▸ **EXERCISE**:
Going through the material below, please gather all lines with the word "областного" in them.
++++ INPUT RECORDS
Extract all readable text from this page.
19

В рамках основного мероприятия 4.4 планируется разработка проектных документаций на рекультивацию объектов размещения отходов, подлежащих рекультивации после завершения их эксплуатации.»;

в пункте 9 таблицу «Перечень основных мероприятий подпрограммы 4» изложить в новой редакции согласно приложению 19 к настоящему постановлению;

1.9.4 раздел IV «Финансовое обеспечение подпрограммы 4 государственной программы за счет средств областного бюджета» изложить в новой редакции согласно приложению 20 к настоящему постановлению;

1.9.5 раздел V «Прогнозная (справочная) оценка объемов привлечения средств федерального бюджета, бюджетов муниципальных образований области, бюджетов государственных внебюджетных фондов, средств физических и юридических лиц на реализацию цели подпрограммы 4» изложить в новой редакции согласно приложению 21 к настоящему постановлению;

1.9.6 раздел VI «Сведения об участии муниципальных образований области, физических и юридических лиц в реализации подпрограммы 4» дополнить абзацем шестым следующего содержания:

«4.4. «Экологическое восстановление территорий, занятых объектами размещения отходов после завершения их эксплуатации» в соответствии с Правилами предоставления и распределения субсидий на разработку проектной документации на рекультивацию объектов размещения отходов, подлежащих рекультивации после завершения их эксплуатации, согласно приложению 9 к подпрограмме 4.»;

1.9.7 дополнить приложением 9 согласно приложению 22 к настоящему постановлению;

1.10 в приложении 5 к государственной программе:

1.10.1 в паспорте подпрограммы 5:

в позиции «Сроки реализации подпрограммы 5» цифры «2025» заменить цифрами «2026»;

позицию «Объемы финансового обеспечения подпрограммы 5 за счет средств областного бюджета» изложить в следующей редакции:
++++++++
▸ **WORKED SOLUTION**:
1.9.4 раздел IV «Финансовое обеспечение подпрограммы 4 государственной программы за счет средств областного бюджета» изложить в новой редакции согласно приложению 20 к настоящему постановлению;
позицию «Объемы финансового обеспечения подпрограммы 5 за счет средств областного бюджета» изложить в следующей редакции:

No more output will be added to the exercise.